## REQUIRED WORK:
Reproduce every line of the records below with no changes.

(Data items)
----

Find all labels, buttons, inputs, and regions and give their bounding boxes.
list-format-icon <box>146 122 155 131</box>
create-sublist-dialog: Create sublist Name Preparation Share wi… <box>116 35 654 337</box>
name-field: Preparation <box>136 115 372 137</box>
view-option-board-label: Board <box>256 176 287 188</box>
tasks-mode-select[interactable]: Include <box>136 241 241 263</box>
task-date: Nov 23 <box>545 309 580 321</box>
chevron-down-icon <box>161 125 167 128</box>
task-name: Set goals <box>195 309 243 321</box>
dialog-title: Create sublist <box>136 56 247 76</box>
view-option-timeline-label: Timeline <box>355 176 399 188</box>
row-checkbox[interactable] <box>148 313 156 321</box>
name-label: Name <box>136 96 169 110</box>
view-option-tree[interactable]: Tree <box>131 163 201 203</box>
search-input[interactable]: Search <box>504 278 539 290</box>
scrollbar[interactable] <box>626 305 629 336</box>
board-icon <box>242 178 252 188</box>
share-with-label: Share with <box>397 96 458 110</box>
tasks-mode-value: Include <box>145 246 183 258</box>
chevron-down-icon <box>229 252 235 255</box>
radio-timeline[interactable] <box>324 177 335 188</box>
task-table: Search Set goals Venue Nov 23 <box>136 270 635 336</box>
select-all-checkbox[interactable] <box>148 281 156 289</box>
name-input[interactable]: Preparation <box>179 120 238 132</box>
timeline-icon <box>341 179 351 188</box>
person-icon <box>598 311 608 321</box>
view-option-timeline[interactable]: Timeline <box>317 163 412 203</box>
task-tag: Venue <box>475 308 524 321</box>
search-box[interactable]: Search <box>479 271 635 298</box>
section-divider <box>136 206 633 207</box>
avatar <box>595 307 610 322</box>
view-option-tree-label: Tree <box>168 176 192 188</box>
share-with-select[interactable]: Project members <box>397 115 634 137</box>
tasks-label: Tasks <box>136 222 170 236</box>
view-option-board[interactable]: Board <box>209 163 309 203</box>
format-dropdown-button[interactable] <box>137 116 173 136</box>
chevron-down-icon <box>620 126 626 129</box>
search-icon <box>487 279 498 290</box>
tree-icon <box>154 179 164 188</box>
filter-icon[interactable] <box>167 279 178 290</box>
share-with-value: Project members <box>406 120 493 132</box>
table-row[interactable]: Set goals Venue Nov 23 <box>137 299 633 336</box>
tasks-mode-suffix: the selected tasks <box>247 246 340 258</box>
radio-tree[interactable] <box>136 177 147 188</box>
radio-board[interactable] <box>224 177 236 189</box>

----

## ANSWER TO THIS EXERCISE:
Find all labels, buttons, inputs, and regions and give their bounding boxes.
list-format-icon <box>146 122 155 131</box>
create-sublist-dialog: Create sublist Name Preparation Share wi… <box>116 35 654 337</box>
name-field: Preparation <box>136 115 372 137</box>
view-option-board-label: Board <box>256 176 287 188</box>
tasks-mode-select[interactable]: Include <box>136 241 241 263</box>
task-date: Nov 23 <box>545 309 580 321</box>
chevron-down-icon <box>161 125 167 128</box>
task-name: Set goals <box>195 309 243 321</box>
dialog-title: Create sublist <box>136 56 247 76</box>
view-option-timeline-label: Timeline <box>355 176 399 188</box>
row-checkbox[interactable] <box>148 313 156 321</box>
name-label: Name <box>136 96 169 110</box>
view-option-tree[interactable]: Tree <box>131 163 201 203</box>
search-input[interactable]: Search <box>504 278 539 290</box>
scrollbar[interactable] <box>626 305 629 336</box>
board-icon <box>242 178 252 188</box>
share-with-label: Share with <box>397 96 458 110</box>
tasks-mode-value: Include <box>145 246 183 258</box>
chevron-down-icon <box>229 252 235 255</box>
radio-timeline[interactable] <box>324 177 335 188</box>
task-table: Search Set goals Venue Nov 23 <box>136 270 635 336</box>
select-all-checkbox[interactable] <box>148 281 156 289</box>
name-input[interactable]: Preparation <box>179 120 238 132</box>
timeline-icon <box>341 179 351 188</box>
person-icon <box>598 311 608 321</box>
view-option-timeline[interactable]: Timeline <box>317 163 412 203</box>
task-tag: Venue <box>475 308 524 321</box>
search-box[interactable]: Search <box>479 271 635 298</box>
section-divider <box>136 206 633 207</box>
avatar <box>595 307 610 322</box>
view-option-tree-label: Tree <box>168 176 192 188</box>
share-with-select[interactable]: Project members <box>397 115 634 137</box>
tasks-label: Tasks <box>136 222 170 236</box>
view-option-board[interactable]: Board <box>209 163 309 203</box>
format-dropdown-button[interactable] <box>137 116 173 136</box>
chevron-down-icon <box>620 126 626 129</box>
search-icon <box>487 279 498 290</box>
tree-icon <box>154 179 164 188</box>
filter-icon[interactable] <box>167 279 178 290</box>
share-with-value: Project members <box>406 120 493 132</box>
table-row[interactable]: Set goals Venue Nov 23 <box>137 299 633 336</box>
tasks-mode-suffix: the selected tasks <box>247 246 340 258</box>
radio-tree[interactable] <box>136 177 147 188</box>
radio-board[interactable] <box>224 177 236 189</box>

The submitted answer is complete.